WORK TO BE COMPLETED -
Give, as a bare number, the count of lines that contain the word "specified".

*** EXTRACTED INFORMATION ***

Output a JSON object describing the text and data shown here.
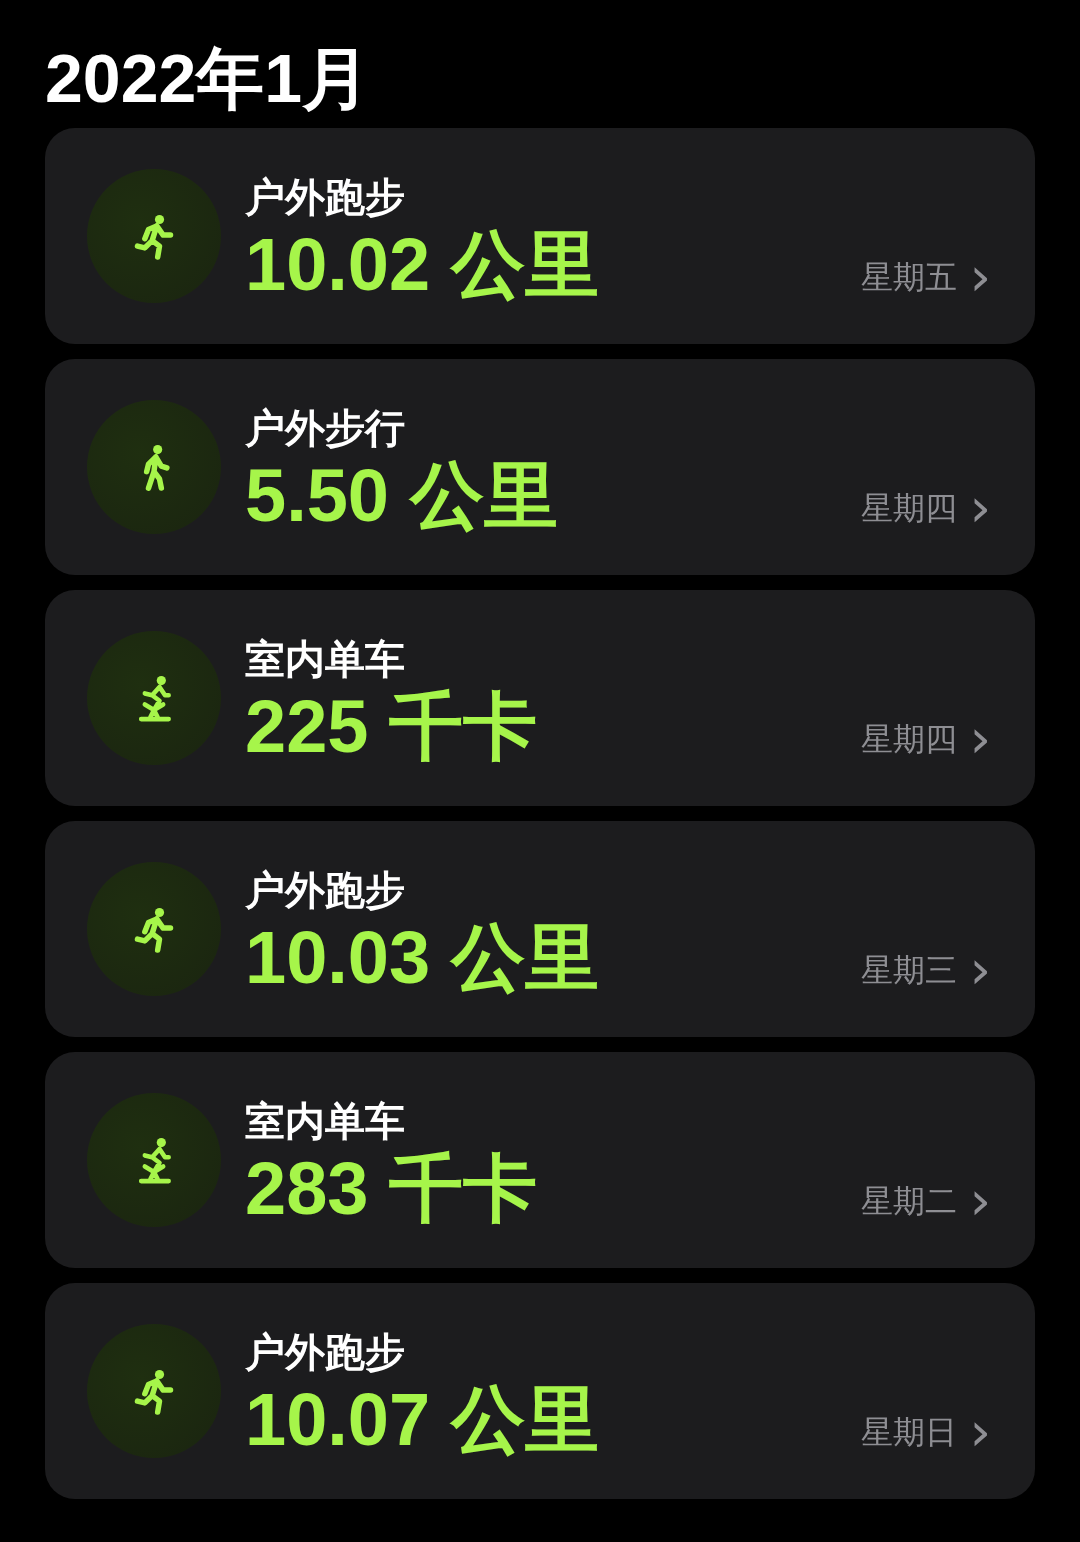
{
  "title": "2022年1月",
  "workouts": [
    {
      "kind": "run",
      "name": "户外跑步",
      "value": "10.02 公里",
      "day": "星期五",
      "chevron": "›"
    },
    {
      "kind": "walk",
      "name": "户外步行",
      "value": "5.50 公里",
      "day": "星期四",
      "chevron": "›"
    },
    {
      "kind": "bike",
      "name": "室内单车",
      "value": "225 千卡",
      "day": "星期四",
      "chevron": "›"
    },
    {
      "kind": "run",
      "name": "户外跑步",
      "value": "10.03 公里",
      "day": "星期三",
      "chevron": "›"
    },
    {
      "kind": "bike",
      "name": "室内单车",
      "value": "283 千卡",
      "day": "星期二",
      "chevron": "›"
    },
    {
      "kind": "run",
      "name": "户外跑步",
      "value": "10.07 公里",
      "day": "星期日",
      "chevron": "›"
    }
  ]
}
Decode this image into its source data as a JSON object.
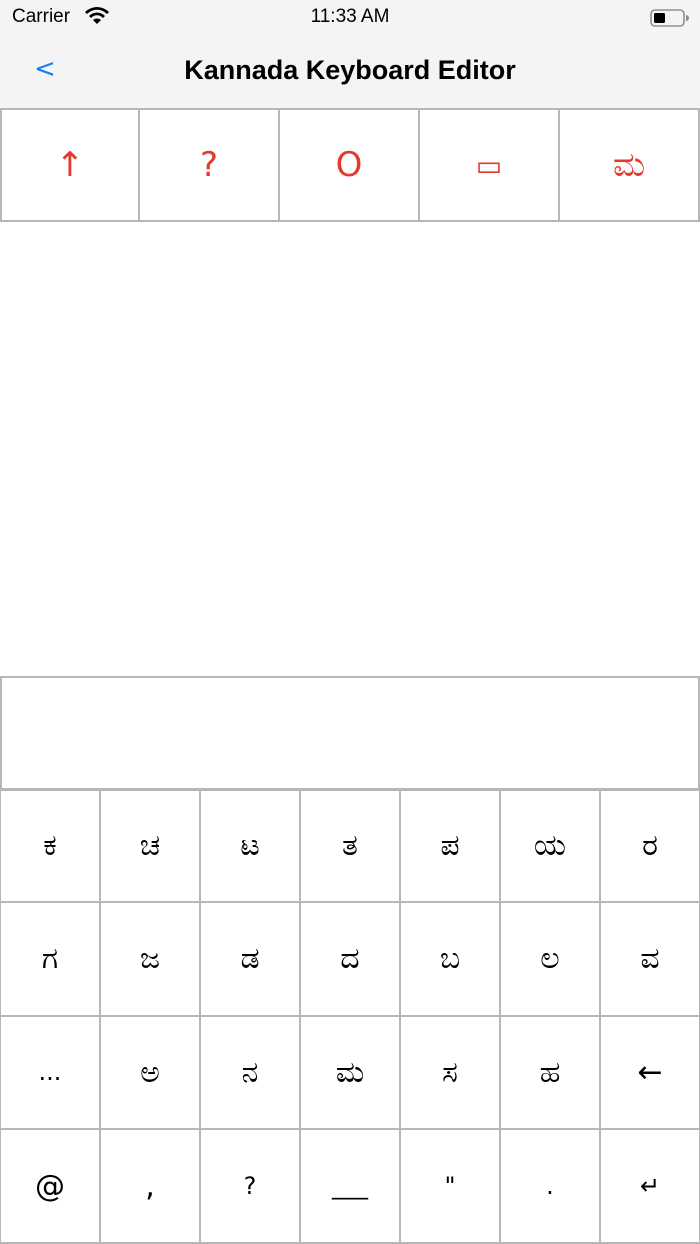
{
  "status_bar": {
    "carrier": "Carrier",
    "time": "11:33 AM"
  },
  "nav": {
    "back_label": "<",
    "title": "Kannada Keyboard Editor"
  },
  "suggestions": [
    "↑",
    "?",
    "O",
    "▭",
    "ಮ"
  ],
  "editor": {
    "value": ""
  },
  "keyboard": {
    "rows": [
      [
        "ಕ",
        "ಚ",
        "ಟ",
        "ತ",
        "ಪ",
        "ಯ",
        "ರ"
      ],
      [
        "ಗ",
        "ಜ",
        "ಡ",
        "ದ",
        "ಬ",
        "ಲ",
        "ವ"
      ],
      [
        "...",
        "ಅ",
        "ನ",
        "ಮ",
        "ಸ",
        "ಹ",
        "←"
      ],
      [
        "@",
        ",",
        "?",
        "___",
        "\"",
        ".",
        "↵"
      ]
    ]
  },
  "colors": {
    "accent": "#1a7cf5",
    "suggestion_text": "#e6392b",
    "grid_line": "#b7b7b7"
  }
}
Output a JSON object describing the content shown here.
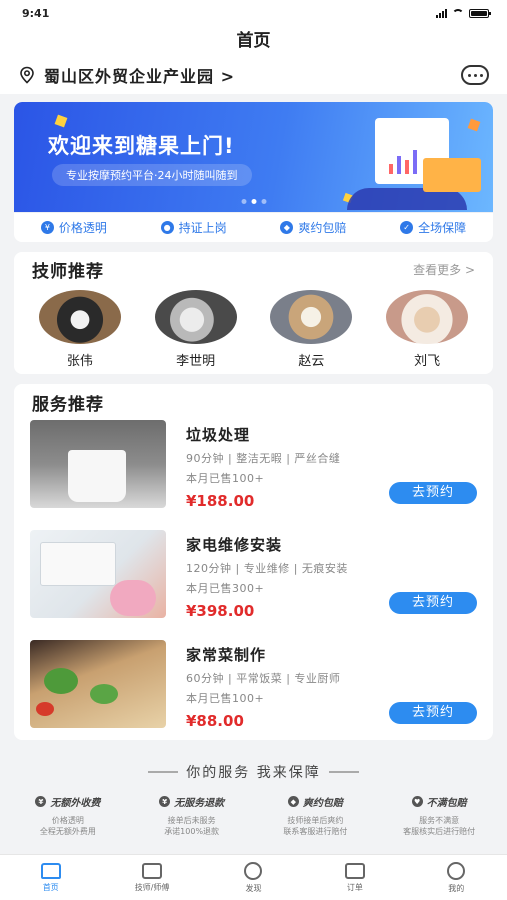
{
  "status_bar": {
    "time": "9:41"
  },
  "header": {
    "title": "首页"
  },
  "location": {
    "text": "蜀山区外贸企业产业园 >"
  },
  "banner": {
    "title": "欢迎来到糖果上门!",
    "subtitle": "专业按摩预约平台·24小时随叫随到",
    "slides": 3,
    "active_slide": 1
  },
  "features": [
    {
      "label": "价格透明",
      "icon": "yen-icon"
    },
    {
      "label": "持证上岗",
      "icon": "person-icon"
    },
    {
      "label": "爽约包赔",
      "icon": "compensation-icon"
    },
    {
      "label": "全场保障",
      "icon": "check-icon"
    }
  ],
  "technicians": {
    "title": "技师推荐",
    "more": "查看更多 >",
    "items": [
      {
        "name": "张伟"
      },
      {
        "name": "李世明"
      },
      {
        "name": "赵云"
      },
      {
        "name": "刘飞"
      }
    ]
  },
  "services": {
    "title": "服务推荐",
    "book_label": "去预约",
    "items": [
      {
        "name": "垃圾处理",
        "tags": "90分钟 | 整洁无暇 | 严丝合缝",
        "sold": "本月已售100+",
        "price": "¥188.00"
      },
      {
        "name": "家电维修安装",
        "tags": "120分钟 | 专业维修 | 无痕安装",
        "sold": "本月已售300+",
        "price": "¥398.00"
      },
      {
        "name": "家常菜制作",
        "tags": "60分钟 | 平常饭菜 | 专业厨师",
        "sold": "本月已售100+",
        "price": "¥88.00"
      }
    ]
  },
  "guarantee": {
    "title": "你的服务 我来保障",
    "items": [
      {
        "title": "无额外收费",
        "line1": "价格透明",
        "line2": "全程无额外费用"
      },
      {
        "title": "无服务退款",
        "line1": "接单后未服务",
        "line2": "承诺100%退款"
      },
      {
        "title": "爽约包赔",
        "line1": "技师接单后爽约",
        "line2": "联系客服进行赔付"
      },
      {
        "title": "不满包赔",
        "line1": "服务不满意",
        "line2": "客服核实后进行赔付"
      }
    ]
  },
  "tab_bar": [
    {
      "label": "首页",
      "icon": "home-icon",
      "active": true
    },
    {
      "label": "技师/师傅",
      "icon": "technician-icon",
      "active": false
    },
    {
      "label": "发现",
      "icon": "discover-icon",
      "active": false
    },
    {
      "label": "订单",
      "icon": "order-icon",
      "active": false
    },
    {
      "label": "我的",
      "icon": "profile-icon",
      "active": false
    }
  ],
  "colors": {
    "accent": "#2d8cf0",
    "price": "#e12b2b",
    "banner": "#2b55e6"
  }
}
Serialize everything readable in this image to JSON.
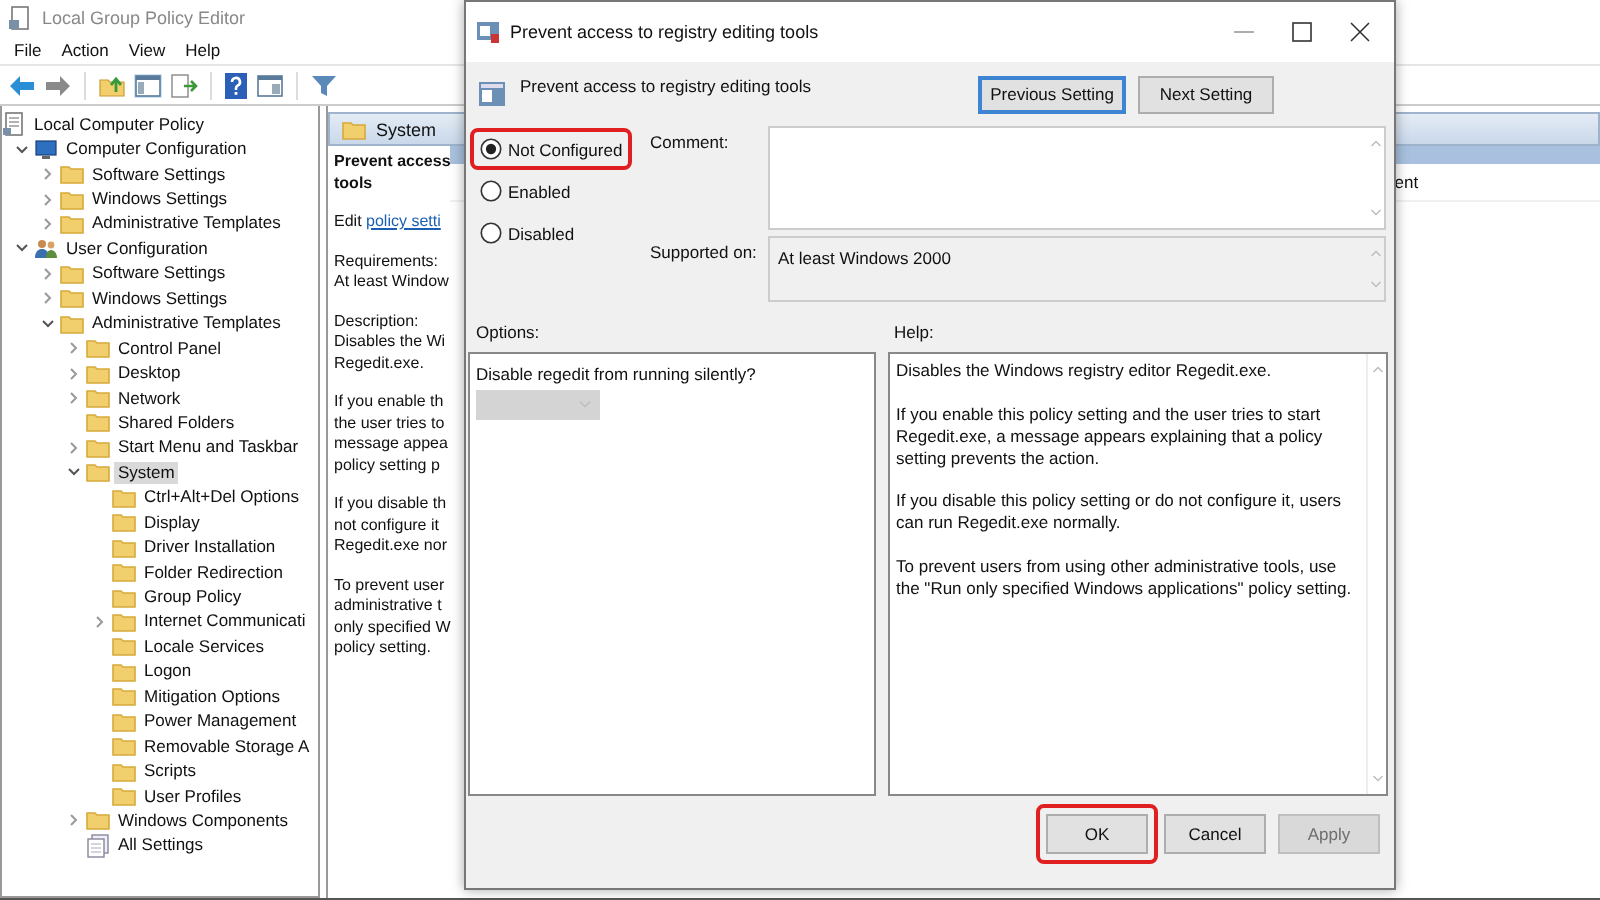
{
  "main_window": {
    "title": "Local Group Policy Editor",
    "menu": [
      "File",
      "Action",
      "View",
      "Help"
    ]
  },
  "tree": [
    {
      "label": "Local Computer Policy",
      "kind": "policy",
      "selected": false,
      "children": [
        {
          "label": "Computer Configuration",
          "kind": "computer",
          "expanded": true,
          "selected": false,
          "children": [
            {
              "label": "Software Settings",
              "kind": "folder",
              "expanded": false,
              "selected": false
            },
            {
              "label": "Windows Settings",
              "kind": "folder",
              "expanded": false,
              "selected": false
            },
            {
              "label": "Administrative Templates",
              "kind": "folder",
              "expanded": false,
              "selected": false
            }
          ]
        },
        {
          "label": "User Configuration",
          "kind": "user",
          "expanded": true,
          "selected": false,
          "children": [
            {
              "label": "Software Settings",
              "kind": "folder",
              "expanded": false,
              "selected": false
            },
            {
              "label": "Windows Settings",
              "kind": "folder",
              "expanded": false,
              "selected": false
            },
            {
              "label": "Administrative Templates",
              "kind": "folder",
              "expanded": true,
              "selected": false,
              "children": [
                {
                  "label": "Control Panel",
                  "kind": "folder",
                  "expanded": false,
                  "selected": false
                },
                {
                  "label": "Desktop",
                  "kind": "folder",
                  "expanded": false,
                  "selected": false
                },
                {
                  "label": "Network",
                  "kind": "folder",
                  "expanded": false,
                  "selected": false
                },
                {
                  "label": "Shared Folders",
                  "kind": "folder",
                  "selected": false
                },
                {
                  "label": "Start Menu and Taskbar",
                  "kind": "folder",
                  "expanded": false,
                  "selected": false
                },
                {
                  "label": "System",
                  "kind": "folder",
                  "expanded": true,
                  "selected": true,
                  "children": [
                    {
                      "label": "Ctrl+Alt+Del Options",
                      "kind": "folder",
                      "selected": false
                    },
                    {
                      "label": "Display",
                      "kind": "folder",
                      "selected": false
                    },
                    {
                      "label": "Driver Installation",
                      "kind": "folder",
                      "selected": false
                    },
                    {
                      "label": "Folder Redirection",
                      "kind": "folder",
                      "selected": false
                    },
                    {
                      "label": "Group Policy",
                      "kind": "folder",
                      "selected": false
                    },
                    {
                      "label": "Internet Communicati",
                      "kind": "folder",
                      "expanded": false,
                      "selected": false
                    },
                    {
                      "label": "Locale Services",
                      "kind": "folder",
                      "selected": false
                    },
                    {
                      "label": "Logon",
                      "kind": "folder",
                      "selected": false
                    },
                    {
                      "label": "Mitigation Options",
                      "kind": "folder",
                      "selected": false
                    },
                    {
                      "label": "Power Management",
                      "kind": "folder",
                      "selected": false
                    },
                    {
                      "label": "Removable Storage A",
                      "kind": "folder",
                      "selected": false
                    },
                    {
                      "label": "Scripts",
                      "kind": "folder",
                      "selected": false
                    },
                    {
                      "label": "User Profiles",
                      "kind": "folder",
                      "selected": false
                    }
                  ]
                },
                {
                  "label": "Windows Components",
                  "kind": "folder",
                  "expanded": false,
                  "selected": false
                },
                {
                  "label": "All Settings",
                  "kind": "settings",
                  "selected": false
                }
              ]
            }
          ]
        }
      ]
    }
  ],
  "detail_pane": {
    "header": "System",
    "title_lines": [
      "Prevent access",
      "tools"
    ],
    "edit_prefix": "Edit",
    "edit_link": "policy setti",
    "paragraphs": [
      [
        "Requirements:",
        "At least Window"
      ],
      [
        "Description:",
        "Disables the Wi",
        "Regedit.exe."
      ],
      [
        "If you enable th",
        "the user tries to",
        "message appea",
        "policy setting p"
      ],
      [
        "If you disable th",
        "not configure it",
        "Regedit.exe nor"
      ],
      [
        "To prevent user",
        "administrative t",
        "only specified W",
        "policy setting."
      ]
    ]
  },
  "settings_list": {
    "cell": "ent"
  },
  "dialog": {
    "title": "Prevent access to registry editing tools",
    "setting_name": "Prevent access to registry editing tools",
    "nav_buttons": [
      {
        "label": "Previous Setting",
        "focused": true
      },
      {
        "label": "Next Setting",
        "focused": false
      }
    ],
    "states": [
      {
        "label": "Not Configured",
        "selected": true,
        "highlighted": true
      },
      {
        "label": "Enabled",
        "selected": false,
        "highlighted": false
      },
      {
        "label": "Disabled",
        "selected": false,
        "highlighted": false
      }
    ],
    "comment_label": "Comment:",
    "supported_label": "Supported on:",
    "supported_value": "At least Windows 2000",
    "options_label": "Options:",
    "help_label": "Help:",
    "option_prompt": "Disable regedit from running silently?",
    "option_dropdown": {
      "disabled": true
    },
    "help_paragraphs": [
      "Disables the Windows registry editor Regedit.exe.",
      "If you enable this policy setting and the user tries to start Regedit.exe, a message appears explaining that a policy setting prevents the action.",
      "If you disable this policy setting or do not configure it, users can run Regedit.exe normally.",
      "To prevent users from using other administrative tools, use the \"Run only specified Windows applications\" policy setting."
    ],
    "buttons": [
      {
        "label": "OK",
        "disabled": false,
        "highlighted": true
      },
      {
        "label": "Cancel",
        "disabled": false,
        "highlighted": false
      },
      {
        "label": "Apply",
        "disabled": true,
        "highlighted": false
      }
    ]
  }
}
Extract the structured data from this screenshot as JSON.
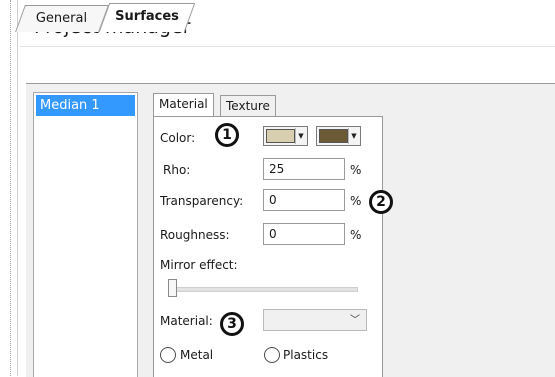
{
  "header": {
    "title": "Project manager"
  },
  "outer_tabs": [
    {
      "label": "General",
      "active": false
    },
    {
      "label": "Surfaces",
      "active": true
    }
  ],
  "surface_list": {
    "items": [
      "Median 1"
    ],
    "selected": "Median 1"
  },
  "inner_tabs": [
    {
      "label": "Material",
      "active": true
    },
    {
      "label": "Texture",
      "active": false
    }
  ],
  "material": {
    "color_label": "Color:",
    "color1": "#d8ceb0",
    "color2": "#6b5a35",
    "rho_label": "Rho:",
    "rho_value": "25",
    "transparency_label": "Transparency:",
    "transparency_value": "0",
    "roughness_label": "Roughness:",
    "roughness_value": "0",
    "unit": "%",
    "mirror_label": "Mirror effect:",
    "mirror_value_percent": 0,
    "material_label": "Material:",
    "material_value": "",
    "radio_metal": "Metal",
    "radio_plastics": "Plastics"
  },
  "callouts": [
    "1",
    "2",
    "3"
  ],
  "colors": {
    "selection": "#3399ff",
    "panel_bg": "#f0f0f0"
  }
}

***

FINAL RESULT -
2